## START Entries

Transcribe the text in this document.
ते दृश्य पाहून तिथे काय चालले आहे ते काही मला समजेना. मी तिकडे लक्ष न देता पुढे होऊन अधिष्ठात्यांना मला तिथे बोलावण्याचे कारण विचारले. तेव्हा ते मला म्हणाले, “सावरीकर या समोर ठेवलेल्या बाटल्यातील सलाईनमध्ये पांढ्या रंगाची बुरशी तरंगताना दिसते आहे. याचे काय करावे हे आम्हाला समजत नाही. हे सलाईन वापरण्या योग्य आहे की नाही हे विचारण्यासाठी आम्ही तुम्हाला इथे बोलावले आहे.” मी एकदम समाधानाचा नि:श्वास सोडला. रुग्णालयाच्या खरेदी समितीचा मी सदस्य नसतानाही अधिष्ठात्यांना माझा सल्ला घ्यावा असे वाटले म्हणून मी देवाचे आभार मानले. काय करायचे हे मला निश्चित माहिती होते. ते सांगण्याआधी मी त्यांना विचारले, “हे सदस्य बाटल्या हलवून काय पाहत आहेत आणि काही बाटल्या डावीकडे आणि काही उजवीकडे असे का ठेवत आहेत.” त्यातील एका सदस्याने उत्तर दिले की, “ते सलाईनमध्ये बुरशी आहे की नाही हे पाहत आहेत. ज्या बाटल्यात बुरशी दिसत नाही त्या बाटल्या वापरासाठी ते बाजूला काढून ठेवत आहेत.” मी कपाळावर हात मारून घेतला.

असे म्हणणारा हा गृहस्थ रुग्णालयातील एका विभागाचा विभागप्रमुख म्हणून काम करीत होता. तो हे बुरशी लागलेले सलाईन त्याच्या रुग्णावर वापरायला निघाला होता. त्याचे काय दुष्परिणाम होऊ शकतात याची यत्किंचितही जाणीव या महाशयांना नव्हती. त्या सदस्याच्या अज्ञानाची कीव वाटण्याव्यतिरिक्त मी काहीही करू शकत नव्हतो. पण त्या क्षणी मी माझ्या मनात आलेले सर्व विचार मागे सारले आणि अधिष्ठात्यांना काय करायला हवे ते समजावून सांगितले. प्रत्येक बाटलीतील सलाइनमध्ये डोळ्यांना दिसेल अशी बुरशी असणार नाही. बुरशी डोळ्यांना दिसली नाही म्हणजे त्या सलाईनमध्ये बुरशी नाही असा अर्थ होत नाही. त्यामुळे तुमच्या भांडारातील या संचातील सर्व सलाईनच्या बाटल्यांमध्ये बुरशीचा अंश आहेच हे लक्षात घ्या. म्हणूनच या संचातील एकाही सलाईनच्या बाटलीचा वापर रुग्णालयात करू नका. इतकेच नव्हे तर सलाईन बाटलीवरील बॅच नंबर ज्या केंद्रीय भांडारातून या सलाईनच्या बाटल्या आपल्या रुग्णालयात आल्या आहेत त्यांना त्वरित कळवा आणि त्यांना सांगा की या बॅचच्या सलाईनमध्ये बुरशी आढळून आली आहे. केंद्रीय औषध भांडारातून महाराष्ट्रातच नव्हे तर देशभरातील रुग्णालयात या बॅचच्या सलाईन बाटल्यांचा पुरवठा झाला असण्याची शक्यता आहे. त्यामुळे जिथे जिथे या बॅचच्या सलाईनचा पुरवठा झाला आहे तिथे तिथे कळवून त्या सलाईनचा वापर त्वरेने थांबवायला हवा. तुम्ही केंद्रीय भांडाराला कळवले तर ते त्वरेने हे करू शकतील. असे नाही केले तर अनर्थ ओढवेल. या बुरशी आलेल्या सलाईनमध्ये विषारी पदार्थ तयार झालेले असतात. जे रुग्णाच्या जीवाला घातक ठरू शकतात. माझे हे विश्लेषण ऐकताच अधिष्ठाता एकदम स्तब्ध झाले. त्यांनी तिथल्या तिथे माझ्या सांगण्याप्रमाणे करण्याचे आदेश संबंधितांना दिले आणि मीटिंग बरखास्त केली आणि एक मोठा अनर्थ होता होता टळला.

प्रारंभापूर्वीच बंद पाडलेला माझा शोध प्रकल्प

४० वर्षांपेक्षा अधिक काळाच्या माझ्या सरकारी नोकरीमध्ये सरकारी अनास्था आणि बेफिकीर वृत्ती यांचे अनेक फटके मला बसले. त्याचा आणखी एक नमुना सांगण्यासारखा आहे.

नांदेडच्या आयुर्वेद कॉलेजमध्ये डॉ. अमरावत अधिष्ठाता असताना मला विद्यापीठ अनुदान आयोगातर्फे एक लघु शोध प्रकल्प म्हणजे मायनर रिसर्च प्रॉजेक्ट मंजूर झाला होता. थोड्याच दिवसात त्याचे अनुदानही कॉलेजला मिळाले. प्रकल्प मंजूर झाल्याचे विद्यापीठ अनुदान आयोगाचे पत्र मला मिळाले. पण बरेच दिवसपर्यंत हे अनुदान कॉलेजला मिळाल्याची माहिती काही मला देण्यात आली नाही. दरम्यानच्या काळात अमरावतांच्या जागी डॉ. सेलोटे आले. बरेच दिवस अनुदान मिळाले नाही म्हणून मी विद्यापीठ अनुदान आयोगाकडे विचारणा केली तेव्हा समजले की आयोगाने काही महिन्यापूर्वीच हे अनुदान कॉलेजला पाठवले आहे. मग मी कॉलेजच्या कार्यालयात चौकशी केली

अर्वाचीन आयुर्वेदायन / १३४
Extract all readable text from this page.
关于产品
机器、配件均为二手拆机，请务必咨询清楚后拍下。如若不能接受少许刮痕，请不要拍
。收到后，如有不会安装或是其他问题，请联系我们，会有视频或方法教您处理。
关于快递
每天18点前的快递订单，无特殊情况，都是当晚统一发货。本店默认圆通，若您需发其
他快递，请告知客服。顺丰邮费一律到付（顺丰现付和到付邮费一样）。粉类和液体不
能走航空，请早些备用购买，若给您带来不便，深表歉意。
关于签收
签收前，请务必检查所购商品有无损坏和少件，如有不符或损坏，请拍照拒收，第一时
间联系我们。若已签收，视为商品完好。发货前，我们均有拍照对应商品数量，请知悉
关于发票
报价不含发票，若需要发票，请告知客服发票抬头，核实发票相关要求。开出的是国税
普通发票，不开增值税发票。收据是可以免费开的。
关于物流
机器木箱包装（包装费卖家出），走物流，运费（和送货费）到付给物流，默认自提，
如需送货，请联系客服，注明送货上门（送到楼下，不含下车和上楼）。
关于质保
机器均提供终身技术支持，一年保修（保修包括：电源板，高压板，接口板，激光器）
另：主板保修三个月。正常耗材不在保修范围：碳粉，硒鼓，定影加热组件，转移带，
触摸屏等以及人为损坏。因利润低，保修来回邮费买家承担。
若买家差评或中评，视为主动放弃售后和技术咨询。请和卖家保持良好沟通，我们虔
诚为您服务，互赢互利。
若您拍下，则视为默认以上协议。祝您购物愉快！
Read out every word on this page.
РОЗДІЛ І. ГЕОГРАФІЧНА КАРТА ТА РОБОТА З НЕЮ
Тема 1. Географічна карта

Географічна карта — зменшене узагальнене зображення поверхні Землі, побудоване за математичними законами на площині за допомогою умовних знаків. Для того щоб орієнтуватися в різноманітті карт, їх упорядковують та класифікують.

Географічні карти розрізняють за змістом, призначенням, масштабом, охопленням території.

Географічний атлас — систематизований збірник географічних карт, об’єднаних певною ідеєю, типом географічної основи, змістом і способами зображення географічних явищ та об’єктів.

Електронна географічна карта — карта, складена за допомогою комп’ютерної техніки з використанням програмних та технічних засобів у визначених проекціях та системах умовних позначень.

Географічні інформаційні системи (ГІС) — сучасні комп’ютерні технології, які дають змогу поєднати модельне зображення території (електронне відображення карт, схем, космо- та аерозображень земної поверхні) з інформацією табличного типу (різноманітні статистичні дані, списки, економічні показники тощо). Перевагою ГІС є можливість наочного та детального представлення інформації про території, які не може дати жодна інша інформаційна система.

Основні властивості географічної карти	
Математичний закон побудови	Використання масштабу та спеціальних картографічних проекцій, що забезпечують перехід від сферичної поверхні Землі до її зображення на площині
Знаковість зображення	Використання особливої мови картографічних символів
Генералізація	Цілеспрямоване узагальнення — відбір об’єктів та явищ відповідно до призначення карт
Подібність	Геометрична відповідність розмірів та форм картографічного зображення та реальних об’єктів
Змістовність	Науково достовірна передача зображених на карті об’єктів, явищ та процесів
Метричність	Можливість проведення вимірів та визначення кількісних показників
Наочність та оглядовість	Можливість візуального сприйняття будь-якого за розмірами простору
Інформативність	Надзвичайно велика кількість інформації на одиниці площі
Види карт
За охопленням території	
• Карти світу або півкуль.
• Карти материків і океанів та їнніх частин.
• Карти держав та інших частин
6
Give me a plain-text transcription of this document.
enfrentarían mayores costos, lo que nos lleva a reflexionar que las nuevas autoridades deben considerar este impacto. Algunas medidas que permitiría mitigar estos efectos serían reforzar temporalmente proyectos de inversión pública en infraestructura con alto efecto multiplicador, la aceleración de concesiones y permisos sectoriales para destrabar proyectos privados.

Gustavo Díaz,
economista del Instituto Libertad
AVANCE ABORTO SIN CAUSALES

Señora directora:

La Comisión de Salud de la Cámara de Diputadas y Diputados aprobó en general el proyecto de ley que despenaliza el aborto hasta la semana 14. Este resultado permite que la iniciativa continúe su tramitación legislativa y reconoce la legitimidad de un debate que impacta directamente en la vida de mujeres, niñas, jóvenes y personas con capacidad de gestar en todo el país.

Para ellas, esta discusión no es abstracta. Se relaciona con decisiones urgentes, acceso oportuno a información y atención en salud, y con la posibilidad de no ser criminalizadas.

## END Entries

Directive
For the listing above, give the number of lines in which the string "Землі" occurs, and nothing else.

Answer to the task
2